**GIVEN INSTRUCTION:** Set down the following lines exactly as they stand, running from the start of the items through the line that contains "x-tick-label: Mon [103, 678, 125, 690]", both ends included.

Labeled region entries:
* * *

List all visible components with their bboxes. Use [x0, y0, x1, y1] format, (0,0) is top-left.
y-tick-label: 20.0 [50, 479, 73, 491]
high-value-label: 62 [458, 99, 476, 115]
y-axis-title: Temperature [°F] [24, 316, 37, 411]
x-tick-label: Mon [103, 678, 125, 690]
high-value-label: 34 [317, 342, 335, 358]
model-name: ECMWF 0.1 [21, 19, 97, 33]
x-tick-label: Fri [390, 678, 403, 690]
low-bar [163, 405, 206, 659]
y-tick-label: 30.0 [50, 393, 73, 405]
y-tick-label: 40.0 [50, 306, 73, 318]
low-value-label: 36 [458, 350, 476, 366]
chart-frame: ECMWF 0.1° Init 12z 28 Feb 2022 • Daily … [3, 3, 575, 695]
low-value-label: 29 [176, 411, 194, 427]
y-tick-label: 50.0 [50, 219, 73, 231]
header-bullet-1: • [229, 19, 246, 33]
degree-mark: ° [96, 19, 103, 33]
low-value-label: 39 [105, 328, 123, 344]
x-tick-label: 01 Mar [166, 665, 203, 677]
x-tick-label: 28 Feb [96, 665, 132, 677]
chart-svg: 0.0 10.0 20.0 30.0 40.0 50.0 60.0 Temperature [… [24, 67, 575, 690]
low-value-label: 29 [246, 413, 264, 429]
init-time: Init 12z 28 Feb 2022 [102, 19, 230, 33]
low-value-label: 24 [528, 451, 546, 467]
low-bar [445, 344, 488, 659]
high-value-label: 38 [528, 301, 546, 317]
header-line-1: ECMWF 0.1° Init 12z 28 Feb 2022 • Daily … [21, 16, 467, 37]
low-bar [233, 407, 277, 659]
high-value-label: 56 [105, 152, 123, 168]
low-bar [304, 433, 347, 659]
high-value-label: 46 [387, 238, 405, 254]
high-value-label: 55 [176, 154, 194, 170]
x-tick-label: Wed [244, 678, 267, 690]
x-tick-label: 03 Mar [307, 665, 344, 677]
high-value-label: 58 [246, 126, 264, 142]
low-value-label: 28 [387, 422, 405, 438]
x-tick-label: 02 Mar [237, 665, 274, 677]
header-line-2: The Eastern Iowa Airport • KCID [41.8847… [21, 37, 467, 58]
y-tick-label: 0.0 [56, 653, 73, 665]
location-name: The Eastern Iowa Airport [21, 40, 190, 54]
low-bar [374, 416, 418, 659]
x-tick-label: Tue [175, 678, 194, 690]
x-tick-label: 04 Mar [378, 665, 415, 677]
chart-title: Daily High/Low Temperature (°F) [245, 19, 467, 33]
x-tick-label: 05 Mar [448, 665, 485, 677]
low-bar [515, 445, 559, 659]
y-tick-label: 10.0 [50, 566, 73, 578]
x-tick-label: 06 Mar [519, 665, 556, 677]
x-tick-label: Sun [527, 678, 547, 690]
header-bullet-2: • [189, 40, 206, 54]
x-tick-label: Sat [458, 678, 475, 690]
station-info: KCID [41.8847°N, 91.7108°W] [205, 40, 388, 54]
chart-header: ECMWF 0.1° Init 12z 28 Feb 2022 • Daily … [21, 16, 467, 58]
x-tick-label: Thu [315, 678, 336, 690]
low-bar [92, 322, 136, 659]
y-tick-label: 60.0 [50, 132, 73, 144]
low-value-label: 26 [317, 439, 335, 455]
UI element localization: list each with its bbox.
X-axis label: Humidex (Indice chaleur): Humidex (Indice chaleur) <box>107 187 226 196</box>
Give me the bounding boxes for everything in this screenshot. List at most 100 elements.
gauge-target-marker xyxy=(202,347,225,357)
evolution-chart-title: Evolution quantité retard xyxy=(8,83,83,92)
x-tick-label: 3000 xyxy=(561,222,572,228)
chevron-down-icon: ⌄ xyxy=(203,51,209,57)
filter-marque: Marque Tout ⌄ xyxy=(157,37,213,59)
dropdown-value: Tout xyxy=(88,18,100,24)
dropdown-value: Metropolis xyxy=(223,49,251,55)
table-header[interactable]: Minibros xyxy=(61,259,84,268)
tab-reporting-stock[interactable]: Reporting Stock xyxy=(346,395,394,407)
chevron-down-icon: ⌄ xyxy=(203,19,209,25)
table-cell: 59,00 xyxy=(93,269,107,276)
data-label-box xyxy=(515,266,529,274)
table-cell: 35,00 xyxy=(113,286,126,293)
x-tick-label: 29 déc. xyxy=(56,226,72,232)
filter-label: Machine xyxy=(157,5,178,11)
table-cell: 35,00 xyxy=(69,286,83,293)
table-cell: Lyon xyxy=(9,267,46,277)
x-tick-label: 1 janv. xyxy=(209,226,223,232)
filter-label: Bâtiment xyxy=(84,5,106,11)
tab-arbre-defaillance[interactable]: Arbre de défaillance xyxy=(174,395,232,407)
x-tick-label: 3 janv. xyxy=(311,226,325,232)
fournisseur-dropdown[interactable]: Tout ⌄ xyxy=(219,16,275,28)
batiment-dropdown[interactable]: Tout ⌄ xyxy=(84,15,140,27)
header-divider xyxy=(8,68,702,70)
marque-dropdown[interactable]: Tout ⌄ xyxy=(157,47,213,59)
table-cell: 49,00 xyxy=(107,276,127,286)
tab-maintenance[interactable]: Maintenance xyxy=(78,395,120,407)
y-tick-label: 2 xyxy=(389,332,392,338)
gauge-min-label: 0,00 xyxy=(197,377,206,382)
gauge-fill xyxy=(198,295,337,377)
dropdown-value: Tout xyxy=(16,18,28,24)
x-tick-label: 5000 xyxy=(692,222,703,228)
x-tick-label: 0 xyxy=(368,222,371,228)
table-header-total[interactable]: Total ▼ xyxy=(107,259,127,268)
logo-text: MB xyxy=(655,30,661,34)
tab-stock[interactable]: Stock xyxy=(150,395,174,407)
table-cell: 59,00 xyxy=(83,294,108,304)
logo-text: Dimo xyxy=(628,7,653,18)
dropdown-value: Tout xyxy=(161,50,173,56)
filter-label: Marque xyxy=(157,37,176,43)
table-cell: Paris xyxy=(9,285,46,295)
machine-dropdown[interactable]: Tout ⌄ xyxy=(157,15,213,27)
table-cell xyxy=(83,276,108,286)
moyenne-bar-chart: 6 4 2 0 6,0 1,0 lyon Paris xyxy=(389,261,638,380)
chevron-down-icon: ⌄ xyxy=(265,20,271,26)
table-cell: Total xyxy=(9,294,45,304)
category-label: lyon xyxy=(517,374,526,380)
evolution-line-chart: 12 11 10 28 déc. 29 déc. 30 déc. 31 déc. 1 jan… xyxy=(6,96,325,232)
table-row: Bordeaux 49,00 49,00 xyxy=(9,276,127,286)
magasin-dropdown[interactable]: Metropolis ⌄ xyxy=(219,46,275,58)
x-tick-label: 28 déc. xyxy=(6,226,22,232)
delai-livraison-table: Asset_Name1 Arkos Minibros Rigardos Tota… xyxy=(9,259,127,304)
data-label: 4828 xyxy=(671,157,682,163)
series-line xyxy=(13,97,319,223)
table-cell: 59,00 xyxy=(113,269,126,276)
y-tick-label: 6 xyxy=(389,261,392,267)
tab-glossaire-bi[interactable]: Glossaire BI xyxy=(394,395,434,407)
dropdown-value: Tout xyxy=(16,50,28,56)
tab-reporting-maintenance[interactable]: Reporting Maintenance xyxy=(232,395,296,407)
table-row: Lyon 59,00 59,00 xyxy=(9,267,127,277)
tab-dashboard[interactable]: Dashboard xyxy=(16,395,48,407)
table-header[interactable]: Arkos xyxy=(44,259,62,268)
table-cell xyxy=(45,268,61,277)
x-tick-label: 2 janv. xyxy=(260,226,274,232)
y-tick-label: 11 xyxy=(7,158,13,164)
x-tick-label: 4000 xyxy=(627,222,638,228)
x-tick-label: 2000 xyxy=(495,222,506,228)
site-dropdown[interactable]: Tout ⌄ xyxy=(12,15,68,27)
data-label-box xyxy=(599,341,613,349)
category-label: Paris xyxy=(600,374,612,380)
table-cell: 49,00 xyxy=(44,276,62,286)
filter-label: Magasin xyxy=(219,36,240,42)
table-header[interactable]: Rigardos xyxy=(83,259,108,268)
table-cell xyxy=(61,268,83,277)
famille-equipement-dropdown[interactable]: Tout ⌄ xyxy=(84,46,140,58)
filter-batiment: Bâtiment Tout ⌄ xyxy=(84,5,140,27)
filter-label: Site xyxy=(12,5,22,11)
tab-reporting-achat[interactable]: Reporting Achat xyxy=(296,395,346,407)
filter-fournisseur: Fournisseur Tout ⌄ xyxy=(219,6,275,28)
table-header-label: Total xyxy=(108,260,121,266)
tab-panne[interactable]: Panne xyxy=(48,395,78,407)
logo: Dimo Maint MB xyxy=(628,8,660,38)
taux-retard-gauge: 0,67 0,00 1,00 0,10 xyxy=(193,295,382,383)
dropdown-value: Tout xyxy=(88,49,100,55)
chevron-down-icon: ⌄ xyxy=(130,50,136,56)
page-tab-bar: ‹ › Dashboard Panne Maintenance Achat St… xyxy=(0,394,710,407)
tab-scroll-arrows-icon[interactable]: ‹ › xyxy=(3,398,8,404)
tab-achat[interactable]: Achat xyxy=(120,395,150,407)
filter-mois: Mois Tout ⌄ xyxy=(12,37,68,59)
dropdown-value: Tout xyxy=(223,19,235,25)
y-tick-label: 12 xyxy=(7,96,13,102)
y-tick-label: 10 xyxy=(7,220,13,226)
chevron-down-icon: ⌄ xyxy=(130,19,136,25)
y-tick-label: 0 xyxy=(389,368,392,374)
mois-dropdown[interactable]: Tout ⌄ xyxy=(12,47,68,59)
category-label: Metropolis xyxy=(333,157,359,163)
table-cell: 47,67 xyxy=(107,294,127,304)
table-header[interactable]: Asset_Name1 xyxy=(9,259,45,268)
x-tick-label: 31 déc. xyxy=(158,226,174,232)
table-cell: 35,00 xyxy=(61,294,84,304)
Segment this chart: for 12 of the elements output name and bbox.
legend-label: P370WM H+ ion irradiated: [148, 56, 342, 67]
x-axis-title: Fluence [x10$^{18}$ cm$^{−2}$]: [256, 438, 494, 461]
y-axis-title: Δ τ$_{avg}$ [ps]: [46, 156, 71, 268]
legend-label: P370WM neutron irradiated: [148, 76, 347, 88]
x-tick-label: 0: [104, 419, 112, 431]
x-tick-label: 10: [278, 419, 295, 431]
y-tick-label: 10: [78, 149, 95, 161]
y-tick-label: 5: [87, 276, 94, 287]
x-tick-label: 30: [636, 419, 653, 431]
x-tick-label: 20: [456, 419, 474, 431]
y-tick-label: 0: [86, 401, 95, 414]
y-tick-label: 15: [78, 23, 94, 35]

* * *

**RESULT OF THIS TASK:**
List all visible components with their bboxes. Use [x0, y0, x1, y1] format, (0,0) is top-left.
y-tick-label: 20.0 [50, 479, 73, 491]
high-value-label: 62 [458, 99, 476, 115]
y-axis-title: Temperature [°F] [24, 316, 37, 411]
x-tick-label: Mon [103, 678, 125, 690]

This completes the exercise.